Given task:
Without including any images, repeat the data exactly.

Supplied material:
▼

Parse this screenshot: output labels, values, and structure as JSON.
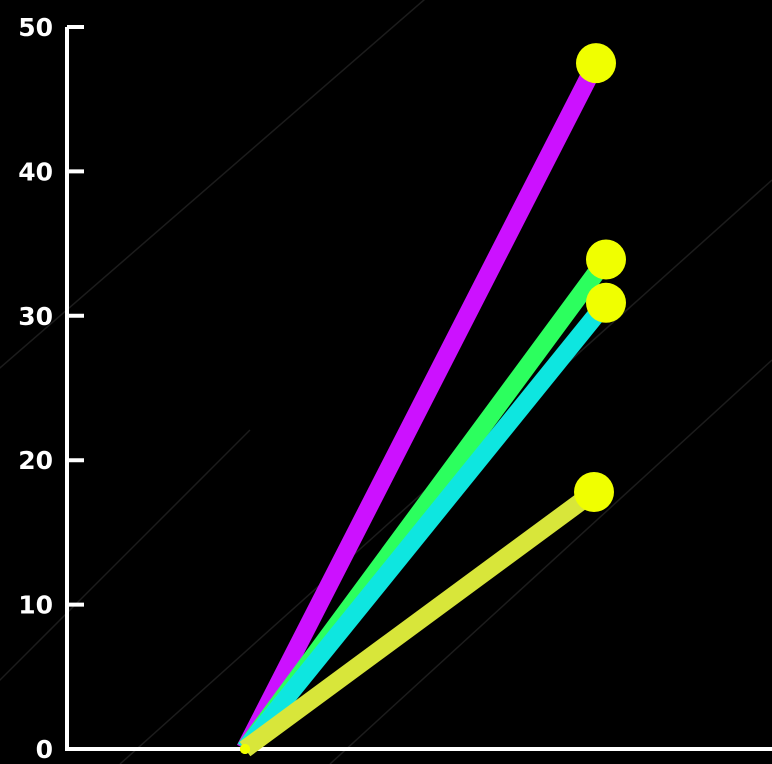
{
  "chart_data": {
    "type": "line",
    "title": "",
    "xlabel": "",
    "ylabel": "",
    "ylim": [
      0,
      50
    ],
    "yticks": [
      0,
      10,
      20,
      30,
      40,
      50
    ],
    "ytick_labels": [
      "0",
      "10",
      "20",
      "30",
      "40",
      "50"
    ],
    "grid": false,
    "legend": "none",
    "x": [
      0,
      1
    ],
    "series": [
      {
        "values": [
          0,
          47.5
        ],
        "color": "#cc11ff"
      },
      {
        "values": [
          0,
          33.9
        ],
        "color": "#2cff5e"
      },
      {
        "values": [
          0,
          30.9
        ],
        "color": "#0ee6e0"
      },
      {
        "values": [
          0,
          17.8
        ],
        "color": "#d8e63a"
      }
    ],
    "marker_color": "#f0ff00",
    "background_color": "#000000",
    "axis_color": "#ffffff"
  }
}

▲

Result:
Parse this screenshot: output labels, values, and structure as JSON.
{
  "chart_data": {
    "type": "line",
    "title": "",
    "xlabel": "",
    "ylabel": "",
    "ylim": [
      0,
      50
    ],
    "yticks": [
      0,
      10,
      20,
      30,
      40,
      50
    ],
    "ytick_labels": [
      "0",
      "10",
      "20",
      "30",
      "40",
      "50"
    ],
    "grid": false,
    "legend": "none",
    "x": [
      0,
      1
    ],
    "series": [
      {
        "values": [
          0,
          47.5
        ],
        "color": "#cc11ff"
      },
      {
        "values": [
          0,
          33.9
        ],
        "color": "#2cff5e"
      },
      {
        "values": [
          0,
          30.9
        ],
        "color": "#0ee6e0"
      },
      {
        "values": [
          0,
          17.8
        ],
        "color": "#d8e63a"
      }
    ],
    "marker_color": "#f0ff00",
    "background_color": "#000000",
    "axis_color": "#ffffff"
  }
}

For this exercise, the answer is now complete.